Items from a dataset
##########

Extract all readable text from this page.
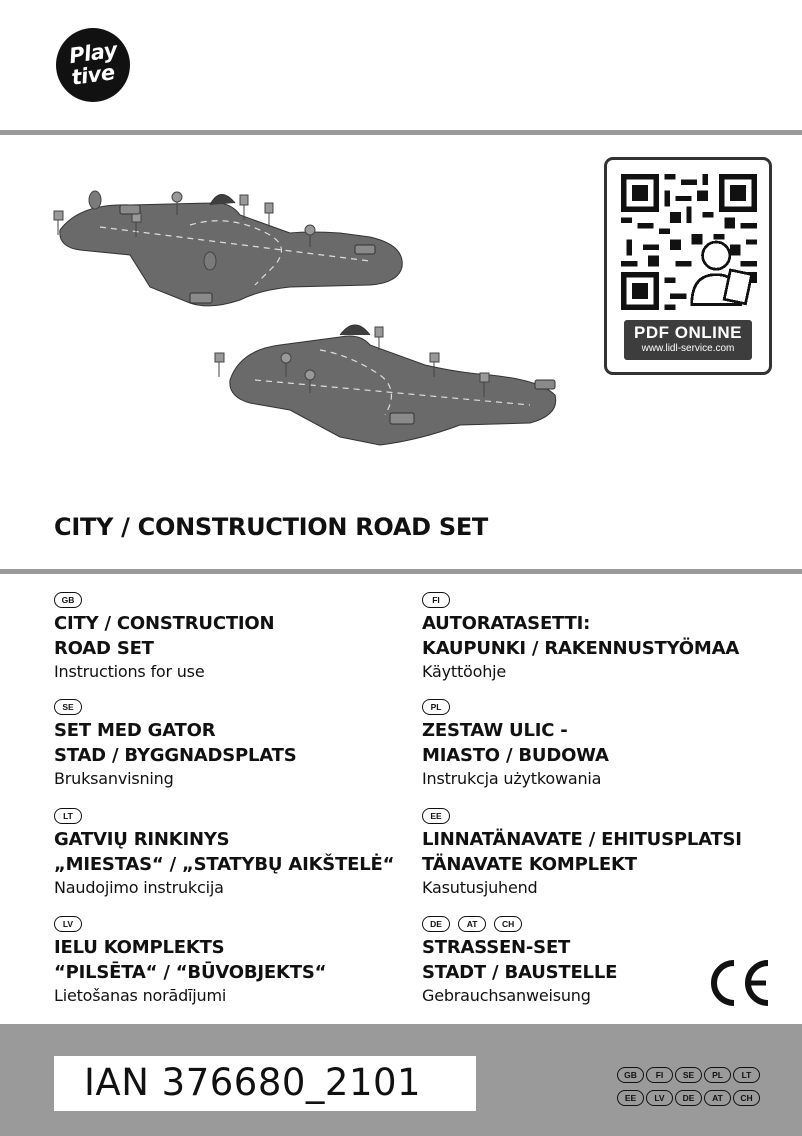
Play
tive
PDF ONLINE
www.lidl-service.com
CITY / CONSTRUCTION ROAD SET
GB
CITY / CONSTRUCTION
ROAD SET
Instructions for use
SE
SET MED GATOR
STAD / BYGGNADSPLATS
Bruksanvisning
LT
GATVIŲ RINKINYS
„MIESTAS“ / „STATYBŲ AIKŠTELĖ“
Naudojimo instrukcija
LV
IELU KOMPLEKTS
“PILSĒTA“ / “BŪVOBJEKTS“
Lietošanas norādījumi
FI
AUTORATASETTI:
KAUPUNKI / RAKENNUSTYÖMAA
Käyttöohje
PL
ZESTAW ULIC -
MIASTO / BUDOWA
Instrukcja użytkowania
EE
LINNATÄNAVATE / EHITUSPLATSI
TÄNAVATE KOMPLEKT
Kasutusjuhend
DE	AT	CH
STRASSEN-SET
STADT / BAUSTELLE
Gebrauchsanweisung
IAN 376680_2101	GB FI SE PL LT
EE LV DE AT CH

##########

Exercise description — Using the records above, list each line that includes "CONSTRUCTION".

Answer for the task —
CITY / CONSTRUCTION ROAD SET
CITY / CONSTRUCTION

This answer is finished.